___ Extracted entries ___

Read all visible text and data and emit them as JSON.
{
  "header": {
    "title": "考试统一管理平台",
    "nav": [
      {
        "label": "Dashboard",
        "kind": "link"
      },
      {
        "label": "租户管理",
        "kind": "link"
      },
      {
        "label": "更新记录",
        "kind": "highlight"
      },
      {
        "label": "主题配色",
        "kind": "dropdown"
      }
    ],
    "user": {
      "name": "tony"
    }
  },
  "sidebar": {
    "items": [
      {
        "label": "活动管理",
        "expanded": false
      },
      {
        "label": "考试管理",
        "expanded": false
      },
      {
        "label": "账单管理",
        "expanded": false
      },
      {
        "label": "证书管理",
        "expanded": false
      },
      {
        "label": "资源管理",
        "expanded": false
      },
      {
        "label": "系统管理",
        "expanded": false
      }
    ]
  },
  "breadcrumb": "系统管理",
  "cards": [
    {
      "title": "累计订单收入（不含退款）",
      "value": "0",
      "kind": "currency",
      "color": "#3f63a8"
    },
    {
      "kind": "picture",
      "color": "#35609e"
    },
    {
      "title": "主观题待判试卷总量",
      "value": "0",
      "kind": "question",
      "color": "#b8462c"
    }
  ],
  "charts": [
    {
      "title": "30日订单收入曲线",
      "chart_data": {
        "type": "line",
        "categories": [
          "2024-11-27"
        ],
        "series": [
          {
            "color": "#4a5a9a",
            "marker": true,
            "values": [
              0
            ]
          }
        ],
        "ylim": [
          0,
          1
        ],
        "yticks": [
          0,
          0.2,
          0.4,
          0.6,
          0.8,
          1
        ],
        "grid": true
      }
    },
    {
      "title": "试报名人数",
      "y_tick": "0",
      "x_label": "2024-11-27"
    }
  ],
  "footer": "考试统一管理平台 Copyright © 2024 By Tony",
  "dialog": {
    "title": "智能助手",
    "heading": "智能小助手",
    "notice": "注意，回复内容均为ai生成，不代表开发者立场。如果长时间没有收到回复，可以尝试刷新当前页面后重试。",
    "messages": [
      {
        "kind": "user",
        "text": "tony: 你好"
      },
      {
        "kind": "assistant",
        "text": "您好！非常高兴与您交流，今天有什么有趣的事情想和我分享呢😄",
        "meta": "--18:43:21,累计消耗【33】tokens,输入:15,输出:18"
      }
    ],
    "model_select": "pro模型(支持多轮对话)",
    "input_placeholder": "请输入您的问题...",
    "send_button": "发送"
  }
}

___

*Task description*:
Retype the entries one by one, exactly.

*Response*:
Read all visible text and data and emit them as JSON.
{
  "header": {
    "title": "考试统一管理平台",
    "nav": [
      {
        "label": "Dashboard",
        "kind": "link"
      },
      {
        "label": "租户管理",
        "kind": "link"
      },
      {
        "label": "更新记录",
        "kind": "highlight"
      },
      {
        "label": "主题配色",
        "kind": "dropdown"
      }
    ],
    "user": {
      "name": "tony"
    }
  },
  "sidebar": {
    "items": [
      {
        "label": "活动管理",
        "expanded": false
      },
      {
        "label": "考试管理",
        "expanded": false
      },
      {
        "label": "账单管理",
        "expanded": false
      },
      {
        "label": "证书管理",
        "expanded": false
      },
      {
        "label": "资源管理",
        "expanded": false
      },
      {
        "label": "系统管理",
        "expanded": false
      }
    ]
  },
  "breadcrumb": "系统管理",
  "cards": [
    {
      "title": "累计订单收入（不含退款）",
      "value": "0",
      "kind": "currency",
      "color": "#3f63a8"
    },
    {
      "kind": "picture",
      "color": "#35609e"
    },
    {
      "title": "主观题待判试卷总量",
      "value": "0",
      "kind": "question",
      "color": "#b8462c"
    }
  ],
  "charts": [
    {
      "title": "30日订单收入曲线",
      "chart_data": {
        "type": "line",
        "categories": [
          "2024-11-27"
        ],
        "series": [
          {
            "color": "#4a5a9a",
            "marker": true,
            "values": [
              0
            ]
          }
        ],
        "ylim": [
          0,
          1
        ],
        "yticks": [
          0,
          0.2,
          0.4,
          0.6,
          0.8,
          1
        ],
        "grid": true
      }
    },
    {
      "title": "试报名人数",
      "y_tick": "0",
      "x_label": "2024-11-27"
    }
  ],
  "footer": "考试统一管理平台 Copyright © 2024 By Tony",
  "dialog": {
    "title": "智能助手",
    "heading": "智能小助手",
    "notice": "注意，回复内容均为ai生成，不代表开发者立场。如果长时间没有收到回复，可以尝试刷新当前页面后重试。",
    "messages": [
      {
        "kind": "user",
        "text": "tony: 你好"
      },
      {
        "kind": "assistant",
        "text": "您好！非常高兴与您交流，今天有什么有趣的事情想和我分享呢😄",
        "meta": "--18:43:21,累计消耗【33】tokens,输入:15,输出:18"
      }
    ],
    "model_select": "pro模型(支持多轮对话)",
    "input_placeholder": "请输入您的问题...",
    "send_button": "发送"
  }
}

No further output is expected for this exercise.